### Problem statement
Write out every line of the material exactly as it appears.

### Exercise material
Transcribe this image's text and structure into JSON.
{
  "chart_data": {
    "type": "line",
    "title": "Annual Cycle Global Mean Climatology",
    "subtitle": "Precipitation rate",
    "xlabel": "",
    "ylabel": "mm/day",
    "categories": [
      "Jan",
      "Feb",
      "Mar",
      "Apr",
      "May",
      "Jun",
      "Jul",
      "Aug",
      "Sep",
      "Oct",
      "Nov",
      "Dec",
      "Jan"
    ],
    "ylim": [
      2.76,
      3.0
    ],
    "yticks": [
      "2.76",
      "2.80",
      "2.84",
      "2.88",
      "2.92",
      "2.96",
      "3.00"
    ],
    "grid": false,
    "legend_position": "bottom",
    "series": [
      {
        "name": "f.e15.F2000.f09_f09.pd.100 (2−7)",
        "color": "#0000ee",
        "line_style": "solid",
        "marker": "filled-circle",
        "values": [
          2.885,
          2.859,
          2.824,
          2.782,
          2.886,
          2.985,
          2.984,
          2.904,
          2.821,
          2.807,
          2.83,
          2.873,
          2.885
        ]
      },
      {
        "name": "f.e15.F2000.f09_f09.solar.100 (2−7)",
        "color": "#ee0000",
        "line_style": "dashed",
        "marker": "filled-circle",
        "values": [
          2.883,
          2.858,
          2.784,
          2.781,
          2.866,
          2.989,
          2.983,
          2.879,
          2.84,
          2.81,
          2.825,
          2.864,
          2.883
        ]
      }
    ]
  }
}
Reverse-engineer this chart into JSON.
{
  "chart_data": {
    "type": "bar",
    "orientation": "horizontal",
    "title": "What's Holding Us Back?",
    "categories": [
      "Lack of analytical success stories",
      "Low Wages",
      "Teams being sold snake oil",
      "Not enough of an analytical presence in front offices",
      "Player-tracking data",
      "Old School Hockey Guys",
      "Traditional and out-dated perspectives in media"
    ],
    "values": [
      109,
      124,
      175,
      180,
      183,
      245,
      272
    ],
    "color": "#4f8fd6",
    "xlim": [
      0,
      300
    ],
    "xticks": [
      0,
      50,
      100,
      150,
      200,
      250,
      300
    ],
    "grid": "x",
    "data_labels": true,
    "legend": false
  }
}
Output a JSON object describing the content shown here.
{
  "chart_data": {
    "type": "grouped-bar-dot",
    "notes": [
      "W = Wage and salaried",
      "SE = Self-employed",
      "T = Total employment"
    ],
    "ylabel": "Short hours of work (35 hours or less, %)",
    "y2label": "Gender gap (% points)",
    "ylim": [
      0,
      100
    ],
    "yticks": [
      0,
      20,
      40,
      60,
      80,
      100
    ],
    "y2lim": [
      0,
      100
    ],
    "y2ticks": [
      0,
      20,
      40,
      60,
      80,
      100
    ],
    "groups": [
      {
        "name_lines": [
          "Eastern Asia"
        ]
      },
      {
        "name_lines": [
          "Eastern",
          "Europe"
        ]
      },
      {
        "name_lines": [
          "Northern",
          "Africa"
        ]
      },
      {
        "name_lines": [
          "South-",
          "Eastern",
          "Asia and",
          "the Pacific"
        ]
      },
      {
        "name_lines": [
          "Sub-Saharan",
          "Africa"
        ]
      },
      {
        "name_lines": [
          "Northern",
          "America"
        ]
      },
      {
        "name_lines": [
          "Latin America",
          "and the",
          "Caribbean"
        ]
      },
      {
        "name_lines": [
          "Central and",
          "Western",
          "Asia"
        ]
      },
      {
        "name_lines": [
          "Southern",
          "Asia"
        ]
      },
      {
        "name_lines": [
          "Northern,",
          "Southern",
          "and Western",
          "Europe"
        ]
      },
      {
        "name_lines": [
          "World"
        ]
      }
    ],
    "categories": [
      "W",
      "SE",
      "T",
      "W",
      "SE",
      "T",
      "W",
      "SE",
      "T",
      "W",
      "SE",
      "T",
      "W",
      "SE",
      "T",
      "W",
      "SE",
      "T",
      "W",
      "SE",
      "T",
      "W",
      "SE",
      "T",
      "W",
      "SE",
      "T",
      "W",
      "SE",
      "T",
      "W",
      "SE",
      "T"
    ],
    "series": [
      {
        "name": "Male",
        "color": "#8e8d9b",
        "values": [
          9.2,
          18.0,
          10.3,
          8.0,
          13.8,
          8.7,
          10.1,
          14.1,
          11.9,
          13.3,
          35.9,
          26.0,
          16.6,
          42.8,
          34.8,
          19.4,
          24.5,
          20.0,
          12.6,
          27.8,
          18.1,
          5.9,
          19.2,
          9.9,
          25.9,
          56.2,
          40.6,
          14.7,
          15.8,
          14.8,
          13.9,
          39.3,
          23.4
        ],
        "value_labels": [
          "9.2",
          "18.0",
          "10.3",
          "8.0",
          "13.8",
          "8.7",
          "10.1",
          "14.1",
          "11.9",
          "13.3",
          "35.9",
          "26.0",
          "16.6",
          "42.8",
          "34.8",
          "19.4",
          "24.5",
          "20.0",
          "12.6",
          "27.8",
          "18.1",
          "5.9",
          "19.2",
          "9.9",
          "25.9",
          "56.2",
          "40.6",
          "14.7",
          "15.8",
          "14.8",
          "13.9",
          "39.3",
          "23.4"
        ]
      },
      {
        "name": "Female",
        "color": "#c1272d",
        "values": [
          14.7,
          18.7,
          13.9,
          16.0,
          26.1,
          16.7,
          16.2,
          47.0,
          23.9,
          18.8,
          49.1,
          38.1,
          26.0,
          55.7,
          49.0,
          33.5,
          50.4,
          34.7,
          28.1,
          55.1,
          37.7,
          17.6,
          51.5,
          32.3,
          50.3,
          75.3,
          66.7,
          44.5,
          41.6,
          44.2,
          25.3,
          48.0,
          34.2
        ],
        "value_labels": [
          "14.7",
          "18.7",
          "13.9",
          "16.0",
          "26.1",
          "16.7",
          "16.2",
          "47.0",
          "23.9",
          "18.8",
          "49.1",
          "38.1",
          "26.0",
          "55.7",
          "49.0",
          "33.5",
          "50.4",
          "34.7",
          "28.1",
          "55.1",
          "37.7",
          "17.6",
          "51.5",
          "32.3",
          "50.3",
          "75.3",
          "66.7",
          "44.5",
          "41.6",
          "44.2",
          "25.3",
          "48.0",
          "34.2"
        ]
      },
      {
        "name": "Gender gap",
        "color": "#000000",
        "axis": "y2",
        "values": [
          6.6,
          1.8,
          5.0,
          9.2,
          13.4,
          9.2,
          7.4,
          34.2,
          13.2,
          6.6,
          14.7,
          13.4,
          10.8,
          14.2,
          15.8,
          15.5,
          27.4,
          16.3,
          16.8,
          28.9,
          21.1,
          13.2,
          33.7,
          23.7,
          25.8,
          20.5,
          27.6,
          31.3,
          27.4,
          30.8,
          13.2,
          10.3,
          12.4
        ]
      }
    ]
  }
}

### Finished task
Transcribe this image's text and structure into JSON.
{
  "chart_data": {
    "type": "line",
    "title": "Annual Cycle Global Mean Climatology",
    "subtitle": "Precipitation rate",
    "xlabel": "",
    "ylabel": "mm/day",
    "categories": [
      "Jan",
      "Feb",
      "Mar",
      "Apr",
      "May",
      "Jun",
      "Jul",
      "Aug",
      "Sep",
      "Oct",
      "Nov",
      "Dec",
      "Jan"
    ],
    "ylim": [
      2.76,
      3.0
    ],
    "yticks": [
      "2.76",
      "2.80",
      "2.84",
      "2.88",
      "2.92",
      "2.96",
      "3.00"
    ],
    "grid": false,
    "legend_position": "bottom",
    "series": [
      {
        "name": "f.e15.F2000.f09_f09.pd.100 (2−7)",
        "color": "#0000ee",
        "line_style": "solid",
        "marker": "filled-circle",
        "values": [
          2.885,
          2.859,
          2.824,
          2.782,
          2.886,
          2.985,
          2.984,
          2.904,
          2.821,
          2.807,
          2.83,
          2.873,
          2.885
        ]
      },
      {
        "name": "f.e15.F2000.f09_f09.solar.100 (2−7)",
        "color": "#ee0000",
        "line_style": "dashed",
        "marker": "filled-circle",
        "values": [
          2.883,
          2.858,
          2.784,
          2.781,
          2.866,
          2.989,
          2.983,
          2.879,
          2.84,
          2.81,
          2.825,
          2.864,
          2.883
        ]
      }
    ]
  }
}
Reverse-engineer this chart into JSON.
{
  "chart_data": {
    "type": "bar",
    "orientation": "horizontal",
    "title": "What's Holding Us Back?",
    "categories": [
      "Lack of analytical success stories",
      "Low Wages",
      "Teams being sold snake oil",
      "Not enough of an analytical presence in front offices",
      "Player-tracking data",
      "Old School Hockey Guys",
      "Traditional and out-dated perspectives in media"
    ],
    "values": [
      109,
      124,
      175,
      180,
      183,
      245,
      272
    ],
    "color": "#4f8fd6",
    "xlim": [
      0,
      300
    ],
    "xticks": [
      0,
      50,
      100,
      150,
      200,
      250,
      300
    ],
    "grid": "x",
    "data_labels": true,
    "legend": false
  }
}
Output a JSON object describing the content shown here.
{
  "chart_data": {
    "type": "grouped-bar-dot",
    "notes": [
      "W = Wage and salaried",
      "SE = Self-employed",
      "T = Total employment"
    ],
    "ylabel": "Short hours of work (35 hours or less, %)",
    "y2label": "Gender gap (% points)",
    "ylim": [
      0,
      100
    ],
    "yticks": [
      0,
      20,
      40,
      60,
      80,
      100
    ],
    "y2lim": [
      0,
      100
    ],
    "y2ticks": [
      0,
      20,
      40,
      60,
      80,
      100
    ],
    "groups": [
      {
        "name_lines": [
          "Eastern Asia"
        ]
      },
      {
        "name_lines": [
          "Eastern",
          "Europe"
        ]
      },
      {
        "name_lines": [
          "Northern",
          "Africa"
        ]
      },
      {
        "name_lines": [
          "South-",
          "Eastern",
          "Asia and",
          "the Pacific"
        ]
      },
      {
        "name_lines": [
          "Sub-Saharan",
          "Africa"
        ]
      },
      {
        "name_lines": [
          "Northern",
          "America"
        ]
      },
      {
        "name_lines": [
          "Latin America",
          "and the",
          "Caribbean"
        ]
      },
      {
        "name_lines": [
          "Central and",
          "Western",
          "Asia"
        ]
      },
      {
        "name_lines": [
          "Southern",
          "Asia"
        ]
      },
      {
        "name_lines": [
          "Northern,",
          "Southern",
          "and Western",
          "Europe"
        ]
      },
      {
        "name_lines": [
          "World"
        ]
      }
    ],
    "categories": [
      "W",
      "SE",
      "T",
      "W",
      "SE",
      "T",
      "W",
      "SE",
      "T",
      "W",
      "SE",
      "T",
      "W",
      "SE",
      "T",
      "W",
      "SE",
      "T",
      "W",
      "SE",
      "T",
      "W",
      "SE",
      "T",
      "W",
      "SE",
      "T",
      "W",
      "SE",
      "T",
      "W",
      "SE",
      "T"
    ],
    "series": [
      {
        "name": "Male",
        "color": "#8e8d9b",
        "values": [
          9.2,
          18.0,
          10.3,
          8.0,
          13.8,
          8.7,
          10.1,
          14.1,
          11.9,
          13.3,
          35.9,
          26.0,
          16.6,
          42.8,
          34.8,
          19.4,
          24.5,
          20.0,
          12.6,
          27.8,
          18.1,
          5.9,
          19.2,
          9.9,
          25.9,
          56.2,
          40.6,
          14.7,
          15.8,
          14.8,
          13.9,
          39.3,
          23.4
        ],
        "value_labels": [
          "9.2",
          "18.0",
          "10.3",
          "8.0",
          "13.8",
          "8.7",
          "10.1",
          "14.1",
          "11.9",
          "13.3",
          "35.9",
          "26.0",
          "16.6",
          "42.8",
          "34.8",
          "19.4",
          "24.5",
          "20.0",
          "12.6",
          "27.8",
          "18.1",
          "5.9",
          "19.2",
          "9.9",
          "25.9",
          "56.2",
          "40.6",
          "14.7",
          "15.8",
          "14.8",
          "13.9",
          "39.3",
          "23.4"
        ]
      },
      {
        "name": "Female",
        "color": "#c1272d",
        "values": [
          14.7,
          18.7,
          13.9,
          16.0,
          26.1,
          16.7,
          16.2,
          47.0,
          23.9,
          18.8,
          49.1,
          38.1,
          26.0,
          55.7,
          49.0,
          33.5,
          50.4,
          34.7,
          28.1,
          55.1,
          37.7,
          17.6,
          51.5,
          32.3,
          50.3,
          75.3,
          66.7,
          44.5,
          41.6,
          44.2,
          25.3,
          48.0,
          34.2
        ],
        "value_labels": [
          "14.7",
          "18.7",
          "13.9",
          "16.0",
          "26.1",
          "16.7",
          "16.2",
          "47.0",
          "23.9",
          "18.8",
          "49.1",
          "38.1",
          "26.0",
          "55.7",
          "49.0",
          "33.5",
          "50.4",
          "34.7",
          "28.1",
          "55.1",
          "37.7",
          "17.6",
          "51.5",
          "32.3",
          "50.3",
          "75.3",
          "66.7",
          "44.5",
          "41.6",
          "44.2",
          "25.3",
          "48.0",
          "34.2"
        ]
      },
      {
        "name": "Gender gap",
        "color": "#000000",
        "axis": "y2",
        "values": [
          6.6,
          1.8,
          5.0,
          9.2,
          13.4,
          9.2,
          7.4,
          34.2,
          13.2,
          6.6,
          14.7,
          13.4,
          10.8,
          14.2,
          15.8,
          15.5,
          27.4,
          16.3,
          16.8,
          28.9,
          21.1,
          13.2,
          33.7,
          23.7,
          25.8,
          20.5,
          27.6,
          31.3,
          27.4,
          30.8,
          13.2,
          10.3,
          12.4
        ]
      }
    ]
  }
}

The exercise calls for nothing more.